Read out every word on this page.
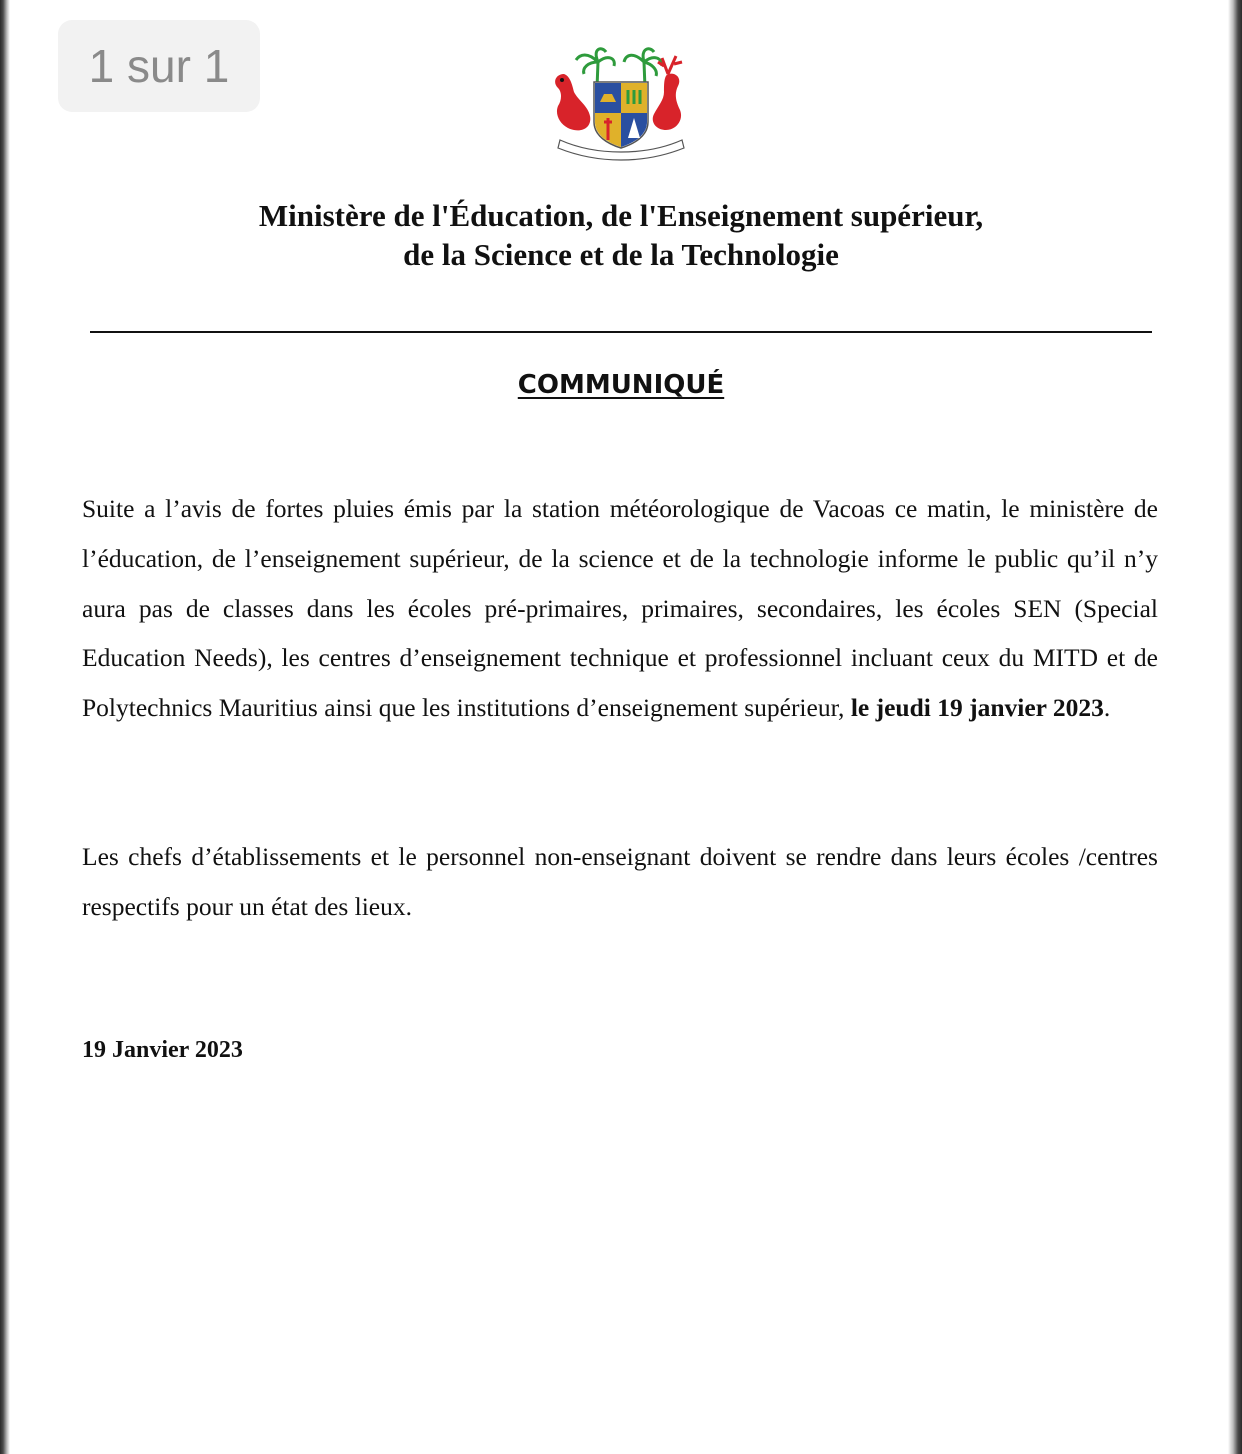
1 sur 1
Ministère de l'Éducation, de l'Enseignement supérieur,
de la Science et de la Technologie
COMMUNIQUÉ

Suite a l’avis de fortes pluies émis par la station météorologique de Vacoas ce matin, le ministère de l’éducation, de l’enseignement supérieur, de la science et de la technologie informe le public qu’il n’y aura pas de classes dans les écoles pré-primaires, primaires, secondaires, les écoles SEN (Special Education Needs), les centres d’enseignement technique et professionnel incluant ceux du MITD et de Polytechnics Mauritius ainsi que les institutions d’enseignement supérieur, le jeudi 19 janvier 2023.

Les chefs d’établissements et le personnel non-enseignant doivent se rendre dans leurs écoles /centres respectifs pour un état des lieux.

19 Janvier 2023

** Brief **
Your task is to reproduce all of the material exactly. The pictures stay out.

** Task response **
Read out every word on this page.
1 sur 1
Ministère de l'Éducation, de l'Enseignement supérieur,
de la Science et de la Technologie
COMMUNIQUÉ

Suite a l’avis de fortes pluies émis par la station météorologique de Vacoas ce matin, le ministère de l’éducation, de l’enseignement supérieur, de la science et de la technologie informe le public qu’il n’y aura pas de classes dans les écoles pré-primaires, primaires, secondaires, les écoles SEN (Special Education Needs), les centres d’enseignement technique et professionnel incluant ceux du MITD et de Polytechnics Mauritius ainsi que les institutions d’enseignement supérieur, le jeudi 19 janvier 2023.

Les chefs d’établissements et le personnel non-enseignant doivent se rendre dans leurs écoles /centres respectifs pour un état des lieux.

19 Janvier 2023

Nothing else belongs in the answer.